### Your objective
Please copy the following entries word for word, leaving the pictures out of your answer.

=======

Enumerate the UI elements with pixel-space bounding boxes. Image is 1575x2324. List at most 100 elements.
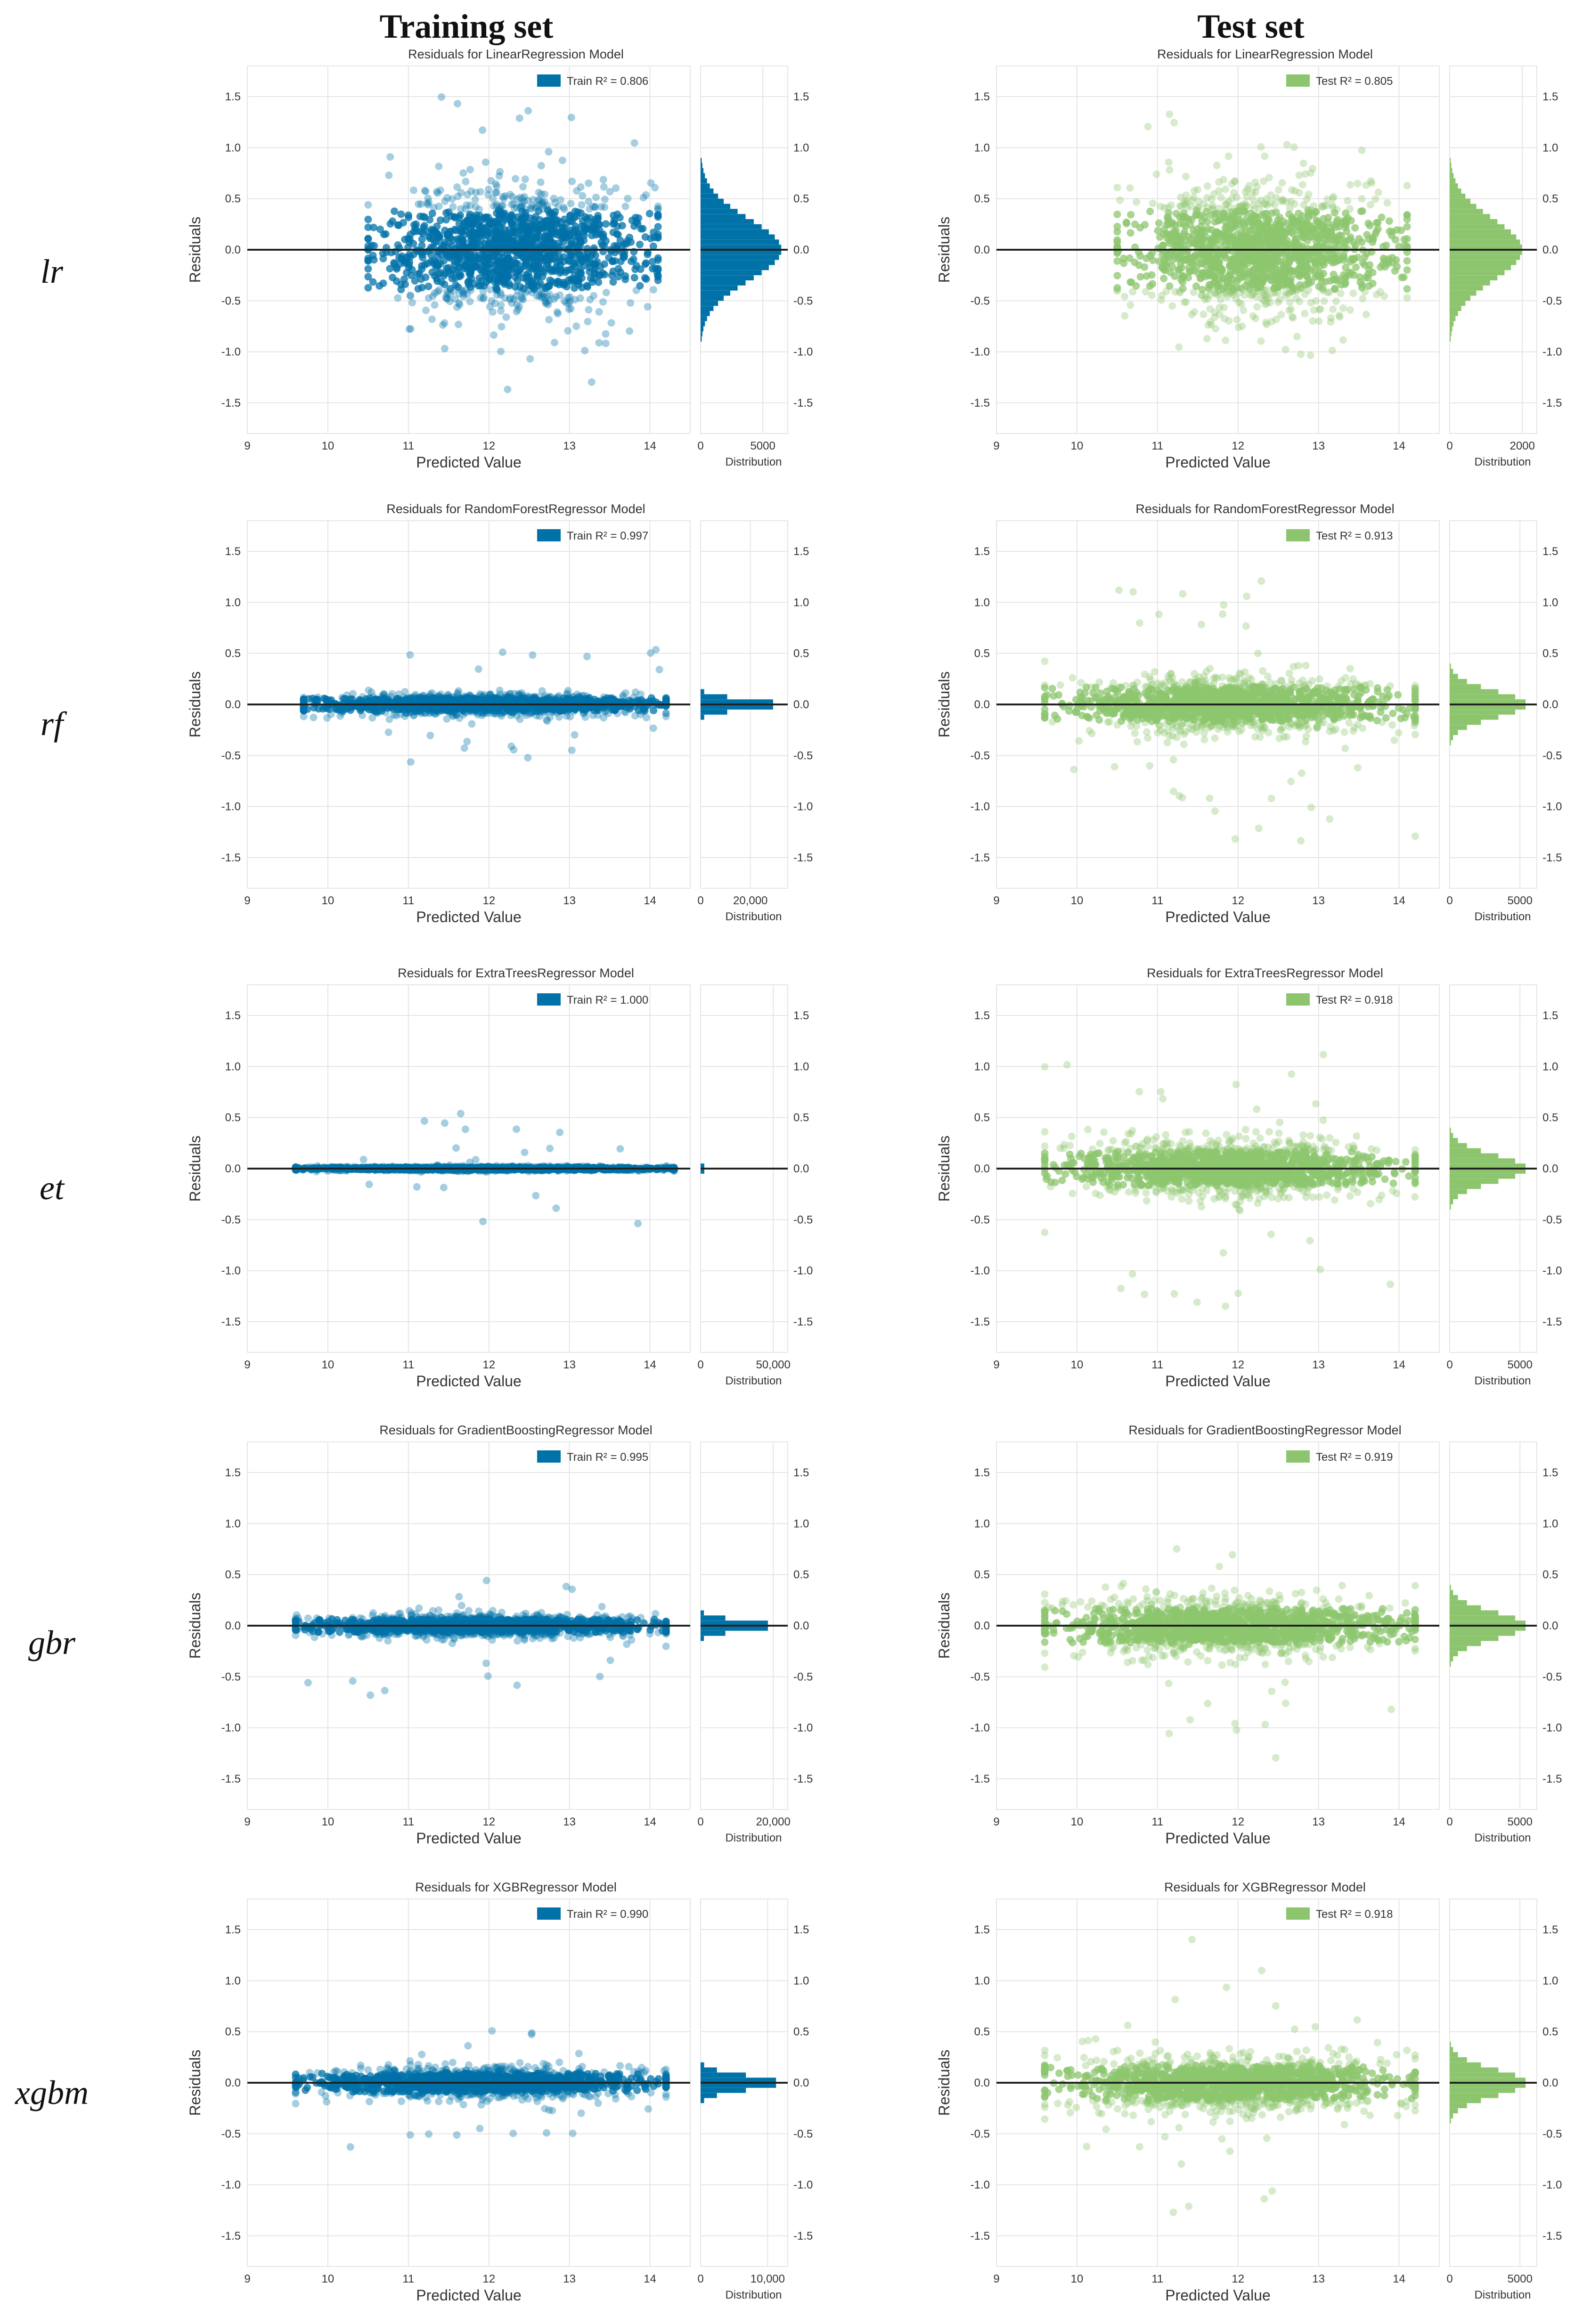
scatter-point	[1261, 153, 1268, 160]
scatter-point	[424, 283, 432, 290]
hist-tick-label: 0	[697, 440, 703, 452]
scatter-point	[1336, 231, 1343, 239]
y-tick-label: -0.5	[221, 749, 241, 762]
hist-bar	[701, 158, 702, 163]
scatter-point	[554, 308, 561, 316]
scatter-point	[654, 265, 662, 272]
scatter-point	[1296, 172, 1303, 179]
scatter-point	[490, 331, 498, 339]
scatter-point	[1289, 217, 1297, 224]
hist-bar	[1450, 275, 1497, 280]
scatter-point	[1146, 208, 1154, 215]
scatter-point	[571, 222, 579, 230]
hist-bar	[1450, 219, 1497, 224]
scatter-point	[460, 711, 467, 719]
scatter-point	[401, 712, 408, 720]
scatter-point	[1149, 200, 1157, 207]
scatter-point	[407, 758, 415, 766]
scatter-point	[568, 746, 576, 754]
scatter-point	[438, 93, 445, 101]
scatter-point	[455, 321, 462, 328]
scatter-point	[600, 183, 608, 191]
scatter-point	[441, 319, 449, 327]
scatter-point	[1307, 299, 1315, 306]
scatter-point	[456, 273, 463, 280]
y-tick-label: 1.5	[225, 90, 241, 103]
x-axis-label: Predicted Value	[1165, 454, 1271, 471]
scatter-point	[1113, 257, 1121, 265]
hist-bar	[1450, 286, 1483, 291]
scatter-point	[1330, 236, 1337, 244]
hist-bar	[701, 689, 704, 695]
scatter-point	[634, 220, 642, 227]
scatter-point	[568, 178, 576, 185]
scatter-point	[1233, 316, 1241, 324]
scatter-point	[389, 274, 396, 281]
scatter-point	[364, 254, 372, 262]
scatter-point	[606, 188, 614, 196]
row-label-gbr: gbr	[28, 1624, 76, 1661]
scatter-point	[464, 191, 471, 198]
scatter-point	[1315, 306, 1323, 313]
scatter-point	[1352, 242, 1359, 249]
hist-y-tick-label: 0.5	[1542, 193, 1558, 205]
legend: Train R² = 0.806	[537, 74, 648, 88]
scatter-point	[584, 221, 592, 229]
scatter-point	[1257, 258, 1265, 266]
scatter-point	[1253, 303, 1261, 311]
hist-bar	[701, 291, 730, 296]
scatter-point	[421, 187, 429, 194]
scatter-point	[1334, 277, 1342, 285]
scatter-point	[1299, 181, 1306, 188]
y-tick-label: -1.0	[221, 346, 241, 359]
scatter-point	[561, 205, 568, 213]
scatter-point	[386, 153, 394, 161]
scatter-point	[449, 275, 456, 282]
scatter-point	[1174, 236, 1181, 243]
scatter-point	[1221, 315, 1228, 323]
scatter-point	[506, 294, 514, 302]
scatter-point	[501, 192, 509, 200]
scatter-point	[516, 228, 524, 235]
scatter-point	[1233, 194, 1240, 201]
scatter-point	[434, 288, 441, 295]
scatter-point	[457, 286, 465, 294]
scatter-point	[1300, 252, 1307, 259]
scatter-point	[1223, 213, 1231, 220]
scatter-point	[1134, 738, 1141, 745]
scatter-point	[654, 234, 662, 242]
scatter-point	[1070, 766, 1077, 773]
scatter-point	[496, 172, 503, 180]
scatter-point	[1249, 291, 1256, 298]
scatter-point	[601, 204, 608, 211]
scatter-point	[516, 115, 523, 122]
legend-label: Train R² = 0.997	[567, 530, 648, 542]
hist-bar	[1450, 183, 1458, 188]
y-tick-label: -1.0	[971, 346, 990, 359]
scatter-point	[1223, 200, 1231, 208]
scatter-point	[583, 653, 591, 660]
scatter-point	[510, 746, 517, 753]
scatter-point	[406, 258, 413, 266]
scatter-point	[364, 284, 372, 292]
legend: Test R² = 0.805	[1286, 74, 1393, 88]
hist-y-tick-label: 1.5	[793, 90, 809, 103]
scatter-point	[1257, 143, 1265, 151]
scatter-point	[1165, 158, 1173, 166]
scatter-point	[1214, 217, 1222, 225]
scatter-point	[1286, 288, 1293, 296]
y-axis-label: Residuals	[187, 217, 204, 283]
scatter-point	[435, 163, 442, 170]
scatter-point	[592, 225, 599, 233]
scatter-point	[574, 275, 582, 282]
scatter-point	[527, 237, 535, 244]
scatter-point	[424, 228, 431, 236]
scatter-point	[480, 215, 487, 222]
scatter-point	[1278, 179, 1286, 187]
scatter-point	[1268, 210, 1276, 217]
scatter-point	[369, 278, 377, 286]
scatter-point	[546, 211, 554, 218]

=======

### Output for this task
Enumerate the UI elements with pixel-space bounding boxes. Image is 1575x2324. List at most 100 elements.
scatter-point	[1261, 153, 1268, 160]
scatter-point	[424, 283, 432, 290]
hist-tick-label: 0	[697, 440, 703, 452]
scatter-point	[1336, 231, 1343, 239]
y-tick-label: -0.5	[221, 749, 241, 762]
hist-bar	[701, 158, 702, 163]
scatter-point	[554, 308, 561, 316]
scatter-point	[654, 265, 662, 272]
scatter-point	[1296, 172, 1303, 179]
scatter-point	[490, 331, 498, 339]
scatter-point	[1289, 217, 1297, 224]
hist-bar	[1450, 275, 1497, 280]
scatter-point	[1146, 208, 1154, 215]
scatter-point	[571, 222, 579, 230]
hist-bar	[1450, 219, 1497, 224]
scatter-point	[460, 711, 467, 719]
scatter-point	[401, 712, 408, 720]
scatter-point	[1149, 200, 1157, 207]
scatter-point	[407, 758, 415, 766]
scatter-point	[568, 746, 576, 754]
scatter-point	[438, 93, 445, 101]
scatter-point	[455, 321, 462, 328]
scatter-point	[600, 183, 608, 191]
scatter-point	[441, 319, 449, 327]
scatter-point	[1307, 299, 1315, 306]
scatter-point	[456, 273, 463, 280]
y-tick-label: 1.5	[225, 90, 241, 103]
x-axis-label: Predicted Value	[1165, 454, 1271, 471]
scatter-point	[1113, 257, 1121, 265]
hist-bar	[1450, 286, 1483, 291]
scatter-point	[1330, 236, 1337, 244]
hist-bar	[701, 689, 704, 695]
scatter-point	[634, 220, 642, 227]
scatter-point	[568, 178, 576, 185]
scatter-point	[1233, 316, 1241, 324]
scatter-point	[389, 274, 396, 281]
scatter-point	[364, 254, 372, 262]
scatter-point	[606, 188, 614, 196]
row-label-gbr: gbr	[28, 1624, 76, 1661]
scatter-point	[464, 191, 471, 198]
scatter-point	[1315, 306, 1323, 313]
scatter-point	[1352, 242, 1359, 249]
hist-y-tick-label: 0.5	[1542, 193, 1558, 205]
legend: Train R² = 0.806	[537, 74, 648, 88]
scatter-point	[584, 221, 592, 229]
scatter-point	[1257, 258, 1265, 266]
scatter-point	[1253, 303, 1261, 311]
hist-bar	[701, 291, 730, 296]
scatter-point	[421, 187, 429, 194]
scatter-point	[1334, 277, 1342, 285]
scatter-point	[1299, 181, 1306, 188]
y-tick-label: -1.0	[221, 346, 241, 359]
scatter-point	[561, 205, 568, 213]
scatter-point	[386, 153, 394, 161]
scatter-point	[449, 275, 456, 282]
scatter-point	[1174, 236, 1181, 243]
scatter-point	[1221, 315, 1228, 323]
scatter-point	[506, 294, 514, 302]
scatter-point	[501, 192, 509, 200]
scatter-point	[516, 228, 524, 235]
scatter-point	[1233, 194, 1240, 201]
scatter-point	[434, 288, 441, 295]
scatter-point	[457, 286, 465, 294]
scatter-point	[1300, 252, 1307, 259]
scatter-point	[1223, 213, 1231, 220]
scatter-point	[1134, 738, 1141, 745]
scatter-point	[654, 234, 662, 242]
scatter-point	[1070, 766, 1077, 773]
scatter-point	[496, 172, 503, 180]
scatter-point	[1249, 291, 1256, 298]
scatter-point	[601, 204, 608, 211]
scatter-point	[516, 115, 523, 122]
legend-label: Train R² = 0.997	[567, 530, 648, 542]
hist-bar	[1450, 183, 1458, 188]
y-tick-label: -1.0	[971, 346, 990, 359]
scatter-point	[1223, 200, 1231, 208]
scatter-point	[583, 653, 591, 660]
scatter-point	[510, 746, 517, 753]
scatter-point	[406, 258, 413, 266]
scatter-point	[364, 284, 372, 292]
legend: Test R² = 0.805	[1286, 74, 1393, 88]
hist-y-tick-label: 1.5	[793, 90, 809, 103]
scatter-point	[1257, 143, 1265, 151]
scatter-point	[1165, 158, 1173, 166]
scatter-point	[1214, 217, 1222, 225]
scatter-point	[1286, 288, 1293, 296]
y-axis-label: Residuals	[187, 217, 204, 283]
scatter-point	[435, 163, 442, 170]
scatter-point	[592, 225, 599, 233]
scatter-point	[574, 275, 582, 282]
scatter-point	[527, 237, 535, 244]
scatter-point	[424, 228, 431, 236]
scatter-point	[480, 215, 487, 222]
scatter-point	[1278, 179, 1286, 187]
scatter-point	[1268, 210, 1276, 217]
scatter-point	[369, 278, 377, 286]
scatter-point	[546, 211, 554, 218]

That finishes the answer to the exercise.